Rewrite the lines below as a numbered list, skipping any blank lines.

— START Data —

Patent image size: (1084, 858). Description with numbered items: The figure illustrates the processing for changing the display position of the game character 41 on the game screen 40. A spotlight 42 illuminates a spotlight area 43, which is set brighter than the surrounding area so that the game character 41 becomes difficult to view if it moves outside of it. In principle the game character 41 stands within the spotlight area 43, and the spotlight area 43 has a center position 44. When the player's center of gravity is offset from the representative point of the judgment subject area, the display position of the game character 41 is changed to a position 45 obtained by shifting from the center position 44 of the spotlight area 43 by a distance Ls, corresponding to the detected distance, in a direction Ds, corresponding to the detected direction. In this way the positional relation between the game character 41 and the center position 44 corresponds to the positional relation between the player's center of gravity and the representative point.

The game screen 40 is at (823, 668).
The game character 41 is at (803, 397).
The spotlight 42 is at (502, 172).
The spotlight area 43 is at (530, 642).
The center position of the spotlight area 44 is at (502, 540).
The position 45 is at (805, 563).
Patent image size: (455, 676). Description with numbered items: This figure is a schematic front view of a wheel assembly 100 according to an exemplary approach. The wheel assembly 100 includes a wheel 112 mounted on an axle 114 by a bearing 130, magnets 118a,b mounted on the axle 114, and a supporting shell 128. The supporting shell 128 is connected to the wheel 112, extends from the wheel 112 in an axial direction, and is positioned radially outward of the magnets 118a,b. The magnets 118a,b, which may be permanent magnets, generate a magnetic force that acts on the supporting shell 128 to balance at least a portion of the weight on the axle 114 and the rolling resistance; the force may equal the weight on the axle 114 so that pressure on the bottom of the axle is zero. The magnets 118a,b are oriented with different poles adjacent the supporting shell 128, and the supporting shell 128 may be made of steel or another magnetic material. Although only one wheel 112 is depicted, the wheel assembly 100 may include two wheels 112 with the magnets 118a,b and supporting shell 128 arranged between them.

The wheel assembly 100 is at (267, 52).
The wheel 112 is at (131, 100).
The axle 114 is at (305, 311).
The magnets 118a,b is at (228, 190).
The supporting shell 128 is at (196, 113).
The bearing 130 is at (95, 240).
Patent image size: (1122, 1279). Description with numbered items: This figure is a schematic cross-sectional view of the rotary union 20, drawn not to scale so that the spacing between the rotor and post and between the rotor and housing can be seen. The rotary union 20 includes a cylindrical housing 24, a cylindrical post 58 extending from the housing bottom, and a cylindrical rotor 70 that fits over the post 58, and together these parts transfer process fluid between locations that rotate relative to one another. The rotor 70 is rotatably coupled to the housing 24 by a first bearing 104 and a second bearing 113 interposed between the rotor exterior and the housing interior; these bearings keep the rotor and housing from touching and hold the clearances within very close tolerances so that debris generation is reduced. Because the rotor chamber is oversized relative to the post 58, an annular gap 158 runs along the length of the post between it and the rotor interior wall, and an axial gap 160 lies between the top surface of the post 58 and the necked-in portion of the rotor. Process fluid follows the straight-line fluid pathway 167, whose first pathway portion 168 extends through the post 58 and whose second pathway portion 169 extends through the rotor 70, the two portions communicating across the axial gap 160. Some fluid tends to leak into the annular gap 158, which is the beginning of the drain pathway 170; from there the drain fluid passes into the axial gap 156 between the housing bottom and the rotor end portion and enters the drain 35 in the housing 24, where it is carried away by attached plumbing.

— END Data —

Answer to the problem:
1. Patent image size: (1084, 858). Description with numbered items: The figure illustrates the processing for changing the display position of the game character 41 on the game screen 40. A spotlight 42 illuminates a spotlight area 43, which is set brighter than the surrounding area so that the game character 41 becomes difficult to view if it moves outside of it. In principle the game character 41 stands within the spotlight area 43, and the spotlight area 43 has a center position 44. When the player's center of gravity is offset from the representative point of the judgment subject area, the display position of the game character 41 is changed to a position 45 obtained by shifting from the center position 44 of the spotlight area 43 by a distance Ls, corresponding to the detected distance, in a direction Ds, corresponding to the detected direction. In this way the positional relation between the game character 41 and the center position 44 corresponds to the positional relation between the player's center of gravity and the representative point.
2. The game screen 40 is at (823, 668).
3. The game character 41 is at (803, 397).
4. The spotlight 42 is at (502, 172).
5. The spotlight area 43 is at (530, 642).
6. The center position of the spotlight area 44 is at (502, 540).
7. The position 45 is at (805, 563).
8. Patent image size: (455, 676). Description with numbered items: This figure is a schematic front view of a wheel assembly 100 according to an exemplary approach. The wheel assembly 100 includes a wheel 112 mounted on an axle 114 by a bearing 130, magnets 118a,b mounted on the axle 114, and a supporting shell 128. The supporting shell 128 is connected to the wheel 112, extends from the wheel 112 in an axial direction, and is positioned radially outward of the magnets 118a,b. The magnets 118a,b, which may be permanent magnets, generate a magnetic force that acts on the supporting shell 128 to balance at least a portion of the weight on the axle 114 and the rolling resistance; the force may equal the weight on the axle 114 so that pressure on the bottom of the axle is zero. The magnets 118a,b are oriented with different poles adjacent the supporting shell 128, and the supporting shell 128 may be made of steel or another magnetic material. Although only one wheel 112 is depicted, the wheel assembly 100 may include two wheels 112 with the magnets 118a,b and supporting shell 128 arranged between them.
9. The wheel assembly 100 is at (267, 52).
10. The wheel 112 is at (131, 100).
11. The axle 114 is at (305, 311).
12. The magnets 118a,b is at (228, 190).
13. The supporting shell 128 is at (196, 113).
14. The bearing 130 is at (95, 240).
15. Patent image size: (1122, 1279). Description with numbered items: This figure is a schematic cross-sectional view of the rotary union 20, drawn not to scale so that the spacing between the rotor and post and between the rotor and housing can be seen. The rotary union 20 includes a cylindrical housing 24, a cylindrical post 58 extending from the housing bottom, and a cylindrical rotor 70 that fits over the post 58, and together these parts transfer process fluid between locations that rotate relative to one another. The rotor 70 is rotatably coupled to the housing 24 by a first bearing 104 and a second bearing 113 interposed between the rotor exterior and the housing interior; these bearings keep the rotor and housing from touching and hold the clearances within very close tolerances so that debris generation is reduced. Because the rotor chamber is oversized relative to the post 58, an annular gap 158 runs along the length of the post between it and the rotor interior wall, and an axial gap 160 lies between the top surface of the post 58 and the necked-in portion of the rotor. Process fluid follows the straight-line fluid pathway 167, whose first pathway portion 168 extends through the post 58 and whose second pathway portion 169 extends through the rotor 70, the two portions communicating across the axial gap 160. Some fluid tends to leak into the annular gap 158, which is the beginning of the drain pathway 170; from there the drain fluid passes into the axial gap 156 between the housing bottom and the rotor end portion and enters the drain 35 in the housing 24, where it is carried away by attached plumbing.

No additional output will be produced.